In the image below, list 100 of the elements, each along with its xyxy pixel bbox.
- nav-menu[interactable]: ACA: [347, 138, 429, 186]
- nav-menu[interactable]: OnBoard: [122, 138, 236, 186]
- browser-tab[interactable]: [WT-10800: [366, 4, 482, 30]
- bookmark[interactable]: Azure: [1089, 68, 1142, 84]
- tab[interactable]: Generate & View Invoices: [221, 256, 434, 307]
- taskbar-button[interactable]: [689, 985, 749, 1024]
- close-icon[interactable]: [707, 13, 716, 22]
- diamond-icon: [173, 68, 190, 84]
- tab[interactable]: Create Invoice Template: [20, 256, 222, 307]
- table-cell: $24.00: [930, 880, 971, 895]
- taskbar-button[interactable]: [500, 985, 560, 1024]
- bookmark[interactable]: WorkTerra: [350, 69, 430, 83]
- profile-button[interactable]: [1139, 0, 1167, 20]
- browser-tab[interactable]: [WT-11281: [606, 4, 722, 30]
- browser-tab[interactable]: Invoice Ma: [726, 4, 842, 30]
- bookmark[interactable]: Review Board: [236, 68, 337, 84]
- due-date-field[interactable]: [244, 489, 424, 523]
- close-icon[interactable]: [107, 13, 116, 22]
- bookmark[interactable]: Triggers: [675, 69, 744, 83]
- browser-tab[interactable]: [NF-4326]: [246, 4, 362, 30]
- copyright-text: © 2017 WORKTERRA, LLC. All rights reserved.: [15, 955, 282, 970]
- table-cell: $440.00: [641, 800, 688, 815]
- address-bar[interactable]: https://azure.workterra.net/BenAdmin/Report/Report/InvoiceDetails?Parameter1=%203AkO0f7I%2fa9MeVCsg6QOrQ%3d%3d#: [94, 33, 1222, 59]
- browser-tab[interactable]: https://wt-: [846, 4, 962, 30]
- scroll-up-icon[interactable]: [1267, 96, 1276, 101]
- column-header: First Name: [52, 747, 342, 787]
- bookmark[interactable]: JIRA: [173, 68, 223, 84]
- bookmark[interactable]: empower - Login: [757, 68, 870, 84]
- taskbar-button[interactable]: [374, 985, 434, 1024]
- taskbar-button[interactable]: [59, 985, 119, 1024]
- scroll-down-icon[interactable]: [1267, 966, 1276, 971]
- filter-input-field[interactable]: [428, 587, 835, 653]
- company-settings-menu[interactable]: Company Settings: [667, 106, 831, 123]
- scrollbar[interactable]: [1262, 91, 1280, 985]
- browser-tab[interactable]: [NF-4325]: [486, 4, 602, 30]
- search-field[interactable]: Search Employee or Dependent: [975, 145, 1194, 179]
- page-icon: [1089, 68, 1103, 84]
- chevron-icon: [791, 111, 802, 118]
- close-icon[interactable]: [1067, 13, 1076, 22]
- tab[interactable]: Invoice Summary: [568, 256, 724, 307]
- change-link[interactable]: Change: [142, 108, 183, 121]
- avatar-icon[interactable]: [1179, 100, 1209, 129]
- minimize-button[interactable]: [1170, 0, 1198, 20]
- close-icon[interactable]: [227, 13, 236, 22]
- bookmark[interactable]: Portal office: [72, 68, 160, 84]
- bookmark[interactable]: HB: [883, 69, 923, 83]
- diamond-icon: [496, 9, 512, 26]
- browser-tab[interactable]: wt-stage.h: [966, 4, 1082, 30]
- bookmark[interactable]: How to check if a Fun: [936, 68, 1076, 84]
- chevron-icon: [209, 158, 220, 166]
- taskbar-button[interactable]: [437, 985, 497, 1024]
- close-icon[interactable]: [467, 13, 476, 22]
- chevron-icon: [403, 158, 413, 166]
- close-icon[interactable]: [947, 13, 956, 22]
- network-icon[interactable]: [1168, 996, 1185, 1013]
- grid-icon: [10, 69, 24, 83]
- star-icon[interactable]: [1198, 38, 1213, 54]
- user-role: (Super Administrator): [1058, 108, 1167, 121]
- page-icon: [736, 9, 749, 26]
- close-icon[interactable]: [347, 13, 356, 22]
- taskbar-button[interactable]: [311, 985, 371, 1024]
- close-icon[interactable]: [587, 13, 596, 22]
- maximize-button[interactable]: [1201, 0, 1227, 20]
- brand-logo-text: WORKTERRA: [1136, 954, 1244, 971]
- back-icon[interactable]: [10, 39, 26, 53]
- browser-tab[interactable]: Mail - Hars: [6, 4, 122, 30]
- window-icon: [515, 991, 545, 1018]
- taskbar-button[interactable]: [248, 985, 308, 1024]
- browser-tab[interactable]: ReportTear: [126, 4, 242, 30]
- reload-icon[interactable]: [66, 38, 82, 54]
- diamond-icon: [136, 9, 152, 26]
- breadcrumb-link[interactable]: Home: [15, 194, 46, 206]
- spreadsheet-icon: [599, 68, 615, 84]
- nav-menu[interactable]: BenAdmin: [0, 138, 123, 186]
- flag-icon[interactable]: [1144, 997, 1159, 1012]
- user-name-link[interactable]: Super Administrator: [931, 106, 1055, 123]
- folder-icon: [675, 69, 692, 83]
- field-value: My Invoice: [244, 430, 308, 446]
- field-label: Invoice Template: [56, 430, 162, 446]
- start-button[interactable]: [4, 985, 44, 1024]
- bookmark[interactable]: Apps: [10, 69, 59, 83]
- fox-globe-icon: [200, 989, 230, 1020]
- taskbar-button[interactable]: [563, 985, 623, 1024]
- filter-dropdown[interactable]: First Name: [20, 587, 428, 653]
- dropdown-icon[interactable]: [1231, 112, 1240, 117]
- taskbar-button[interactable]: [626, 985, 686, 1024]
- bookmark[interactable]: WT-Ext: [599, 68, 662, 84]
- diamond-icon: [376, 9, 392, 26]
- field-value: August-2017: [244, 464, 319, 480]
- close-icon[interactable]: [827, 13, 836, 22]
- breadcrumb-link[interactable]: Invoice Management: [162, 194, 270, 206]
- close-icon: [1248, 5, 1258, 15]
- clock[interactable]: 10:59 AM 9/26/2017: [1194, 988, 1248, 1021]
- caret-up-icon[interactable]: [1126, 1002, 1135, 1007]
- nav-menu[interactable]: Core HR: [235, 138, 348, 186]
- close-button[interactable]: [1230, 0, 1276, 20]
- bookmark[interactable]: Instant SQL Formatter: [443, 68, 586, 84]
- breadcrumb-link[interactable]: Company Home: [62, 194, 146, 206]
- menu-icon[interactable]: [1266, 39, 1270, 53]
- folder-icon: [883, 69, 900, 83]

_Written exercise_
Rename "taskbar-button" to "taskbar-item" everywhere it occurs in the rows above, and give all the rows again with nothing else changed.

_Correct result_
In the image below, list 100 of the elements, each along with its xyxy pixel bbox.
- nav-menu[interactable]: ACA: [347, 138, 429, 186]
- nav-menu[interactable]: OnBoard: [122, 138, 236, 186]
- browser-tab[interactable]: [WT-10800: [366, 4, 482, 30]
- bookmark[interactable]: Azure: [1089, 68, 1142, 84]
- tab[interactable]: Generate & View Invoices: [221, 256, 434, 307]
- taskbar-item[interactable]: [689, 985, 749, 1024]
- close-icon[interactable]: [707, 13, 716, 22]
- diamond-icon: [173, 68, 190, 84]
- tab[interactable]: Create Invoice Template: [20, 256, 222, 307]
- table-cell: $24.00: [930, 880, 971, 895]
- taskbar-item[interactable]: [500, 985, 560, 1024]
- bookmark[interactable]: WorkTerra: [350, 69, 430, 83]
- profile-button[interactable]: [1139, 0, 1167, 20]
- browser-tab[interactable]: [WT-11281: [606, 4, 722, 30]
- browser-tab[interactable]: Invoice Ma: [726, 4, 842, 30]
- bookmark[interactable]: Review Board: [236, 68, 337, 84]
- due-date-field[interactable]: [244, 489, 424, 523]
- close-icon[interactable]: [107, 13, 116, 22]
- bookmark[interactable]: Triggers: [675, 69, 744, 83]
- browser-tab[interactable]: [NF-4326]: [246, 4, 362, 30]
- copyright-text: © 2017 WORKTERRA, LLC. All rights reserved.: [15, 955, 282, 970]
- table-cell: $440.00: [641, 800, 688, 815]
- address-bar[interactable]: https://azure.workterra.net/BenAdmin/Report/Report/InvoiceDetails?Parameter1=%203AkO0f7I%2fa9MeVCsg6QOrQ%3d%3d#: [94, 33, 1222, 59]
- browser-tab[interactable]: https://wt-: [846, 4, 962, 30]
- scroll-up-icon[interactable]: [1267, 96, 1276, 101]
- column-header: First Name: [52, 747, 342, 787]
- bookmark[interactable]: JIRA: [173, 68, 223, 84]
- bookmark[interactable]: empower - Login: [757, 68, 870, 84]
- taskbar-item[interactable]: [374, 985, 434, 1024]
- taskbar-item[interactable]: [59, 985, 119, 1024]
- scroll-down-icon[interactable]: [1267, 966, 1276, 971]
- filter-input-field[interactable]: [428, 587, 835, 653]
- company-settings-menu[interactable]: Company Settings: [667, 106, 831, 123]
- scrollbar[interactable]: [1262, 91, 1280, 985]
- browser-tab[interactable]: [NF-4325]: [486, 4, 602, 30]
- search-field[interactable]: Search Employee or Dependent: [975, 145, 1194, 179]
- page-icon: [1089, 68, 1103, 84]
- chevron-icon: [791, 111, 802, 118]
- close-icon[interactable]: [1067, 13, 1076, 22]
- tab[interactable]: Invoice Summary: [568, 256, 724, 307]
- change-link[interactable]: Change: [142, 108, 183, 121]
- avatar-icon[interactable]: [1179, 100, 1209, 129]
- minimize-button[interactable]: [1170, 0, 1198, 20]
- close-icon[interactable]: [227, 13, 236, 22]
- bookmark[interactable]: Portal office: [72, 68, 160, 84]
- bookmark[interactable]: HB: [883, 69, 923, 83]
- diamond-icon: [496, 9, 512, 26]
- browser-tab[interactable]: wt-stage.h: [966, 4, 1082, 30]
- bookmark[interactable]: How to check if a Fun: [936, 68, 1076, 84]
- chevron-icon: [209, 158, 220, 166]
- taskbar-item[interactable]: [437, 985, 497, 1024]
- close-icon[interactable]: [467, 13, 476, 22]
- chevron-icon: [403, 158, 413, 166]
- close-icon[interactable]: [947, 13, 956, 22]
- network-icon[interactable]: [1168, 996, 1185, 1013]
- grid-icon: [10, 69, 24, 83]
- star-icon[interactable]: [1198, 38, 1213, 54]
- user-role: (Super Administrator): [1058, 108, 1167, 121]
- page-icon: [736, 9, 749, 26]
- close-icon[interactable]: [347, 13, 356, 22]
- taskbar-item[interactable]: [311, 985, 371, 1024]
- close-icon[interactable]: [587, 13, 596, 22]
- maximize-button[interactable]: [1201, 0, 1227, 20]
- brand-logo-text: WORKTERRA: [1136, 954, 1244, 971]
- back-icon[interactable]: [10, 39, 26, 53]
- browser-tab[interactable]: Mail - Hars: [6, 4, 122, 30]
- window-icon: [515, 991, 545, 1018]
- taskbar-item[interactable]: [248, 985, 308, 1024]
- browser-tab[interactable]: ReportTear: [126, 4, 242, 30]
- reload-icon[interactable]: [66, 38, 82, 54]
- diamond-icon: [136, 9, 152, 26]
- breadcrumb-link[interactable]: Home: [15, 194, 46, 206]
- spreadsheet-icon: [599, 68, 615, 84]
- nav-menu[interactable]: BenAdmin: [0, 138, 123, 186]
- flag-icon[interactable]: [1144, 997, 1159, 1012]
- user-name-link[interactable]: Super Administrator: [931, 106, 1055, 123]
- folder-icon: [675, 69, 692, 83]
- field-value: My Invoice: [244, 430, 308, 446]
- field-label: Invoice Template: [56, 430, 162, 446]
- start-button[interactable]: [4, 985, 44, 1024]
- bookmark[interactable]: Apps: [10, 69, 59, 83]
- fox-globe-icon: [200, 989, 230, 1020]
- taskbar-item[interactable]: [563, 985, 623, 1024]
- filter-dropdown[interactable]: First Name: [20, 587, 428, 653]
- dropdown-icon[interactable]: [1231, 112, 1240, 117]
- taskbar-item[interactable]: [626, 985, 686, 1024]
- bookmark[interactable]: WT-Ext: [599, 68, 662, 84]
- diamond-icon: [376, 9, 392, 26]
- field-value: August-2017: [244, 464, 319, 480]
- close-icon[interactable]: [827, 13, 836, 22]
- breadcrumb-link[interactable]: Invoice Management: [162, 194, 270, 206]
- close-icon: [1248, 5, 1258, 15]
- clock[interactable]: 10:59 AM 9/26/2017: [1194, 988, 1248, 1021]
- caret-up-icon[interactable]: [1126, 1002, 1135, 1007]
- nav-menu[interactable]: Core HR: [235, 138, 348, 186]
- close-button[interactable]: [1230, 0, 1276, 20]
- bookmark[interactable]: Instant SQL Formatter: [443, 68, 586, 84]
- breadcrumb-link[interactable]: Company Home: [62, 194, 146, 206]
- menu-icon[interactable]: [1266, 39, 1270, 53]
- folder-icon: [883, 69, 900, 83]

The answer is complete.